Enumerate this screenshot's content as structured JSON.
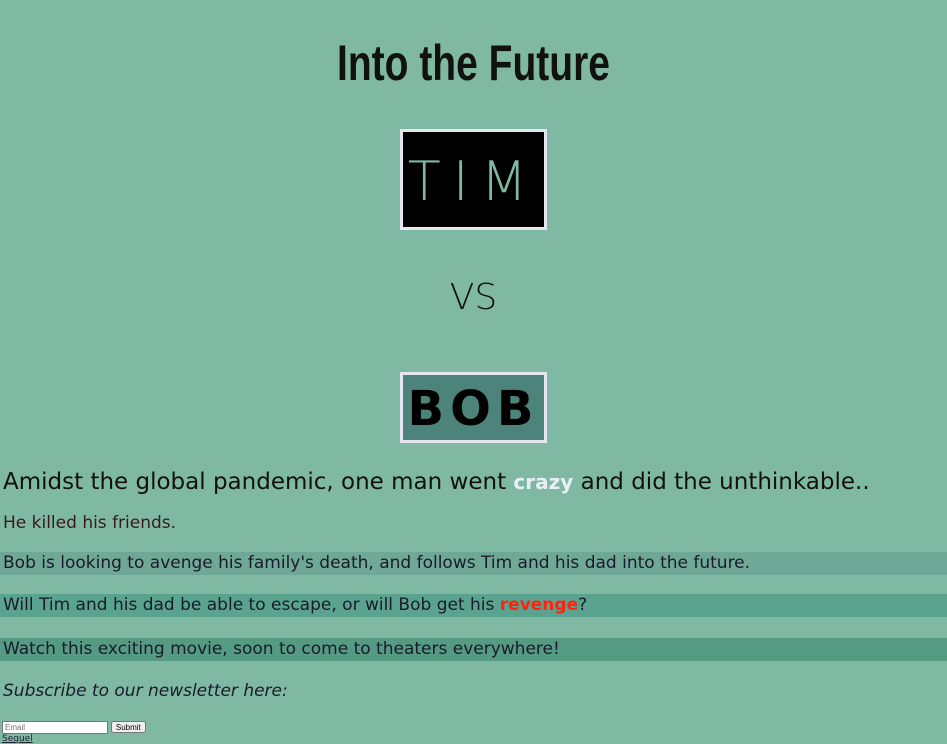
{
  "title": "Into the Future",
  "logos": {
    "tim": "TIM",
    "bob": "BOB"
  },
  "vs": "VS",
  "lead": {
    "before": "Amidst the global pandemic, one man went ",
    "crazy": "crazy",
    "after": " and did the unthinkable.."
  },
  "p1": "He killed his friends.",
  "p2": "Bob is looking to avenge his family's death, and follows Tim and his dad into the future.",
  "p3": {
    "before": "Will Tim and his dad be able to escape, or will Bob get his ",
    "revenge": "revenge",
    "after": "?"
  },
  "p4": "Watch this exciting movie, soon to come to theaters everywhere!",
  "subscribe": "Subscribe to our newsletter here:",
  "form": {
    "email_placeholder": "Email",
    "submit": "Submit"
  },
  "link": "Sequel"
}
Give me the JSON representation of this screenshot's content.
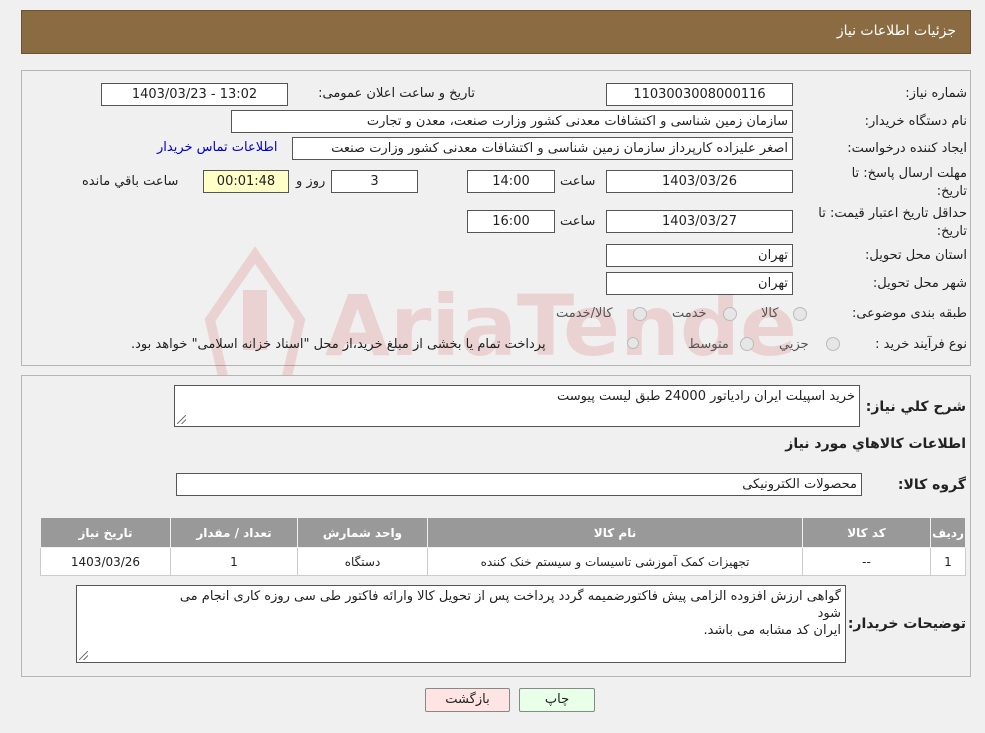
{
  "header": {
    "title": "جزئیات اطلاعات نیاز"
  },
  "fields": {
    "need_number_label": "شماره نیاز:",
    "need_number": "1103003008000116",
    "announce_label": "تاریخ و ساعت اعلان عمومی:",
    "announce_value": "1403/03/23 - 13:02",
    "buyer_label": "نام دستگاه خریدار:",
    "buyer_value": "سازمان زمین شناسی و اکتشافات معدنی کشور وزارت صنعت، معدن و تجارت",
    "creator_label": "ایجاد کننده درخواست:",
    "creator_value": "اصغر علیزاده کارپرداز سازمان زمین شناسی و اکتشافات معدنی کشور وزارت صنعت",
    "contact_link": "اطلاعات تماس خریدار",
    "deadline_label_1": "مهلت ارسال پاسخ: تا",
    "deadline_label_2": "تاریخ:",
    "deadline_date": "1403/03/26",
    "time_label": "ساعت",
    "deadline_time": "14:00",
    "days_value": "3",
    "days_label": "روز و",
    "remaining_value": "00:01:48",
    "remaining_label": "ساعت باقي مانده",
    "validity_label_1": "حداقل تاریخ اعتبار قیمت: تا",
    "validity_label_2": "تاریخ:",
    "validity_date": "1403/03/27",
    "validity_time": "16:00",
    "province_label": "استان محل تحویل:",
    "province_value": "تهران",
    "city_label": "شهر محل تحویل:",
    "city_value": "تهران",
    "category_label": "طبقه بندی موضوعی:",
    "category_options": [
      "کالا",
      "خدمت",
      "کالا/خدمت"
    ],
    "process_label": "نوع فرآیند خرید :",
    "process_options": [
      "جزیي",
      "متوسط"
    ],
    "process_note": "پرداخت تمام یا بخشی از مبلغ خرید،از محل \"اسناد خزانه اسلامی\" خواهد بود."
  },
  "description": {
    "summary_label": "شرح كلي نياز:",
    "summary_value": "خرید اسپیلت ایران رادیاتور 24000  طبق لیست پیوست",
    "goods_info_title": "اطلاعات کالاهاي مورد نياز",
    "goods_group_label": "گروه کالا:",
    "goods_group_value": "محصولات الکترونیکی"
  },
  "table": {
    "headers": [
      "رديف",
      "کد کالا",
      "نام کالا",
      "واحد شمارش",
      "تعداد / مقدار",
      "تاریخ نیاز"
    ],
    "rows": [
      [
        "1",
        "--",
        "تجهیزات کمک آموزشی تاسیسات و سیستم خنک کننده",
        "دستگاه",
        "1",
        "1403/03/26"
      ]
    ]
  },
  "buyer_notes": {
    "label": "توضیحات خریدار:",
    "line1": "گواهی ارزش افزوده الزامی پیش فاکتورضمیمه گردد پرداخت پس از تحویل کالا وارائه فاکتور طی سی روزه کاری انجام می",
    "line2": "شود",
    "line3": "ایران کد مشابه می باشد."
  },
  "buttons": {
    "print": "چاپ",
    "back": "بازگشت"
  },
  "watermark": {
    "text": "AriaTender.neT"
  },
  "colors": {
    "header": "#8b6b42",
    "table_header": "#999999",
    "back_button": "#ffe4e4",
    "print_button": "#e8ffe8",
    "link": "#0000cc"
  }
}
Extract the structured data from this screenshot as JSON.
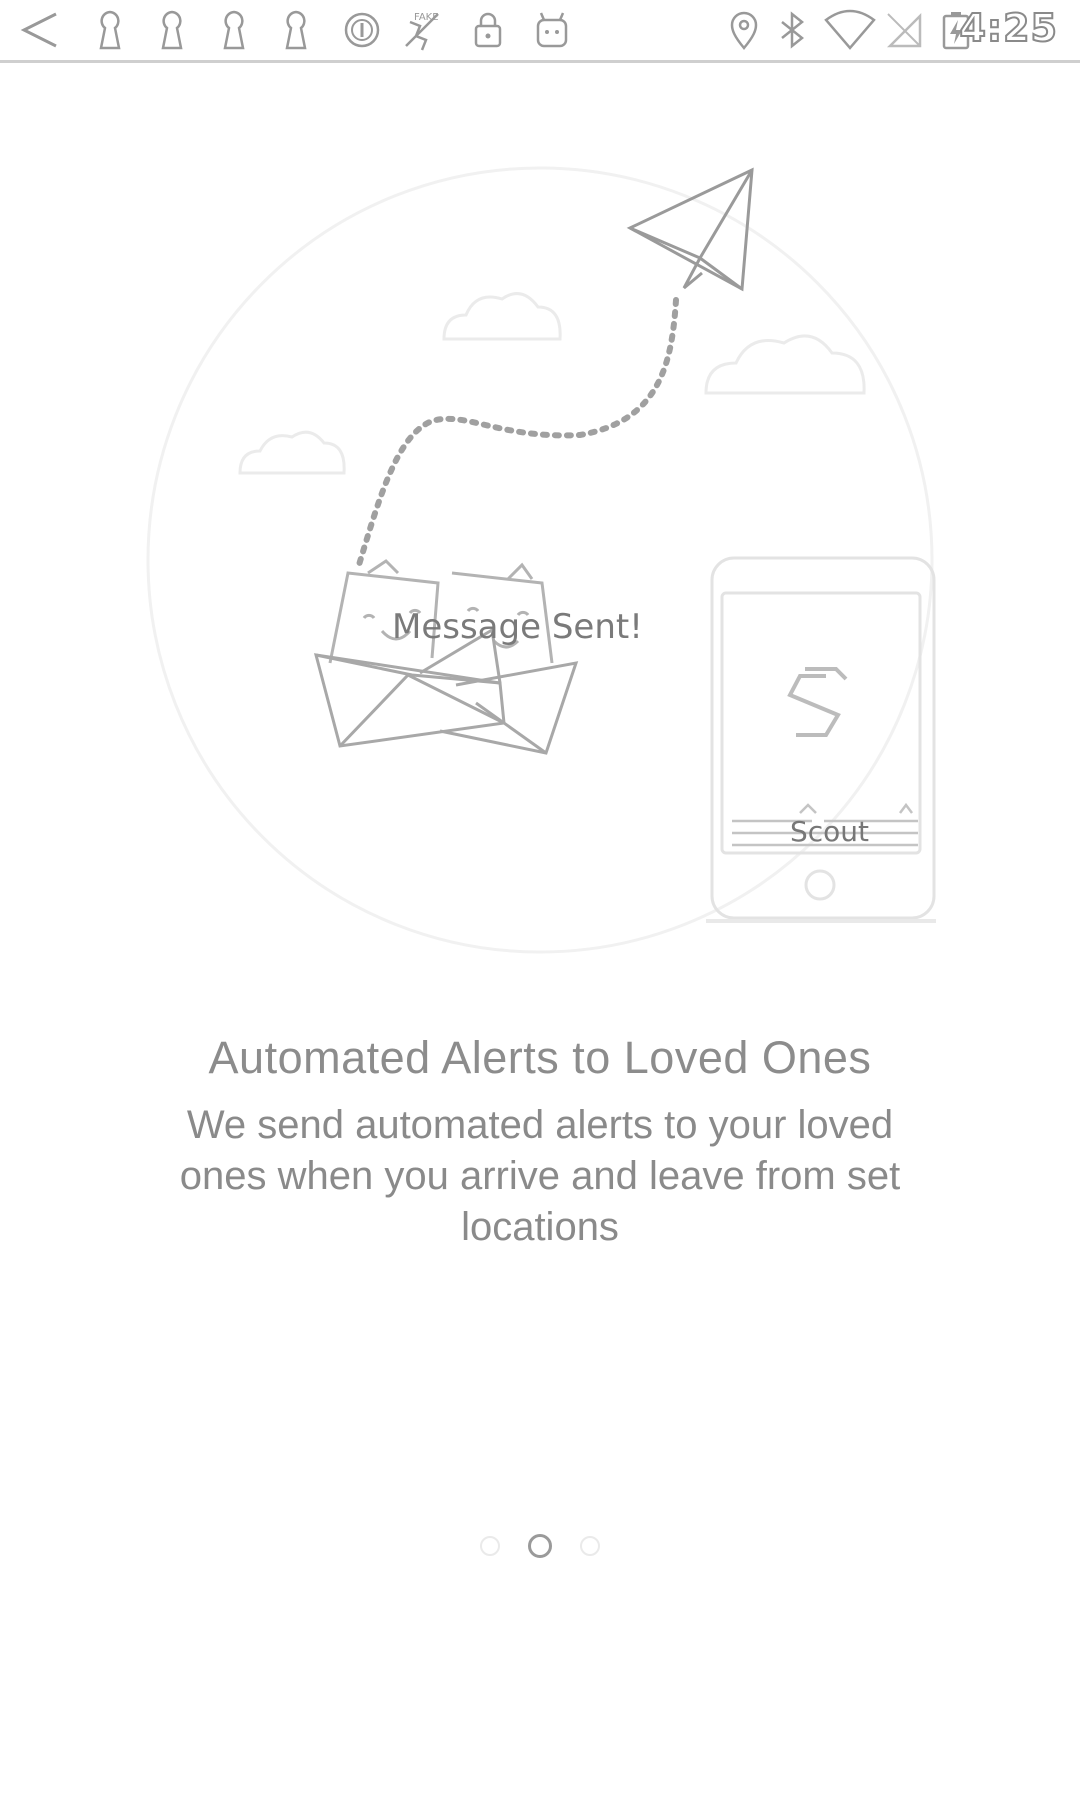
{
  "status_bar": {
    "time": "4:25",
    "left_icons": [
      "back-arrow-icon",
      "keyhole-icon",
      "keyhole-icon",
      "keyhole-icon",
      "keyhole-icon",
      "circle-one-icon",
      "fake-gps-icon",
      "lock-icon",
      "android-robot-icon"
    ],
    "right_icons": [
      "location-pin-icon",
      "bluetooth-icon",
      "wifi-icon",
      "no-signal-icon",
      "battery-charging-icon"
    ]
  },
  "illustration": {
    "message_label": "Message Sent!",
    "phone_app_name": "Scout"
  },
  "onboarding": {
    "title": "Automated Alerts to Loved Ones",
    "description": "We send automated alerts to your loved ones when you arrive and leave from set locations"
  },
  "pager": {
    "pages": 3,
    "current_page": 2
  }
}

# # #

● Request: Reproduce each entry precisely, dropping only the pictures.

● Full output:
Enumerate this screenshot's content as structured JSON.
{
  "title": "Into the Future",
  "logos": {
    "tim": "TIM",
    "bob": "BOB"
  },
  "vs": "VS",
  "lead": {
    "before": "Amidst the global pandemic, one man went ",
    "crazy": "crazy",
    "after": " and did the unthinkable.."
  },
  "p1": "He killed his friends.",
  "p2": "Bob is looking to avenge his family's death, and follows Tim and his dad into the future.",
  "p3": {
    "before": "Will Tim and his dad be able to escape, or will Bob get his ",
    "revenge": "revenge",
    "after": "?"
  },
  "p4": "Watch this exciting movie, soon to come to theaters everywhere!",
  "subscribe": "Subscribe to our newsletter here:",
  "form": {
    "email_placeholder": "Email",
    "submit": "Submit"
  },
  "link": "Sequel"
}
Give me the JSON representation of this screenshot's content.
{
  "header": {
    "title": "جزئیات اطلاعات نیاز"
  },
  "fields": {
    "need_number_label": "شماره نیاز:",
    "need_number": "1103003008000116",
    "announce_label": "تاریخ و ساعت اعلان عمومی:",
    "announce_value": "1403/03/23 - 13:02",
    "buyer_label": "نام دستگاه خریدار:",
    "buyer_value": "سازمان زمین شناسی و اکتشافات معدنی کشور وزارت صنعت، معدن و تجارت",
    "creator_label": "ایجاد کننده درخواست:",
    "creator_value": "اصغر علیزاده کارپرداز سازمان زمین شناسی و اکتشافات معدنی کشور وزارت صنعت",
    "contact_link": "اطلاعات تماس خریدار",
    "deadline_label_1": "مهلت ارسال پاسخ: تا",
    "deadline_label_2": "تاریخ:",
    "deadline_date": "1403/03/26",
    "time_label": "ساعت",
    "deadline_time": "14:00",
    "days_value": "3",
    "days_label": "روز و",
    "remaining_value": "00:01:48",
    "remaining_label": "ساعت باقي مانده",
    "validity_label_1": "حداقل تاریخ اعتبار قیمت: تا",
    "validity_label_2": "تاریخ:",
    "validity_date": "1403/03/27",
    "validity_time": "16:00",
    "province_label": "استان محل تحویل:",
    "province_value": "تهران",
    "city_label": "شهر محل تحویل:",
    "city_value": "تهران",
    "category_label": "طبقه بندی موضوعی:",
    "category_options": [
      "کالا",
      "خدمت",
      "کالا/خدمت"
    ],
    "process_label": "نوع فرآیند خرید :",
    "process_options": [
      "جزیي",
      "متوسط"
    ],
    "process_note": "پرداخت تمام یا بخشی از مبلغ خرید،از محل \"اسناد خزانه اسلامی\" خواهد بود."
  },
  "description": {
    "summary_label": "شرح كلي نياز:",
    "summary_value": "خرید اسپیلت ایران رادیاتور 24000  طبق لیست پیوست",
    "goods_info_title": "اطلاعات کالاهاي مورد نياز",
    "goods_group_label": "گروه کالا:",
    "goods_group_value": "محصولات الکترونیکی"
  },
  "table": {
    "headers": [
      "رديف",
      "کد کالا",
      "نام کالا",
      "واحد شمارش",
      "تعداد / مقدار",
      "تاریخ نیاز"
    ],
    "rows": [
      [
        "1",
        "--",
        "تجهیزات کمک آموزشی تاسیسات و سیستم خنک کننده",
        "دستگاه",
        "1",
        "1403/03/26"
      ]
    ]
  },
  "buyer_notes": {
    "label": "توضیحات خریدار:",
    "line1": "گواهی ارزش افزوده الزامی پیش فاکتورضمیمه گردد پرداخت پس از تحویل کالا وارائه فاکتور طی سی روزه کاری انجام می",
    "line2": "شود",
    "line3": "ایران کد مشابه می باشد."
  },
  "buttons": {
    "print": "چاپ",
    "back": "بازگشت"
  },
  "watermark": {
    "text": "AriaTender.neT"
  },
  "colors": {
    "header": "#8b6b42",
    "table_header": "#999999",
    "back_button": "#ffe4e4",
    "print_button": "#e8ffe8",
    "link": "#0000cc"
  }
}
Extract the structured data from this screenshot as JSON.
{
  "status_bar": {
    "time": "4:25",
    "left_icons": [
      "back-arrow-icon",
      "keyhole-icon",
      "keyhole-icon",
      "keyhole-icon",
      "keyhole-icon",
      "circle-one-icon",
      "fake-gps-icon",
      "lock-icon",
      "android-robot-icon"
    ],
    "right_icons": [
      "location-pin-icon",
      "bluetooth-icon",
      "wifi-icon",
      "no-signal-icon",
      "battery-charging-icon"
    ]
  },
  "illustration": {
    "message_label": "Message Sent!",
    "phone_app_name": "Scout"
  },
  "onboarding": {
    "title": "Automated Alerts to Loved Ones",
    "description": "We send automated alerts to your loved ones when you arrive and leave from set locations"
  },
  "pager": {
    "pages": 3,
    "current_page": 2
  }
}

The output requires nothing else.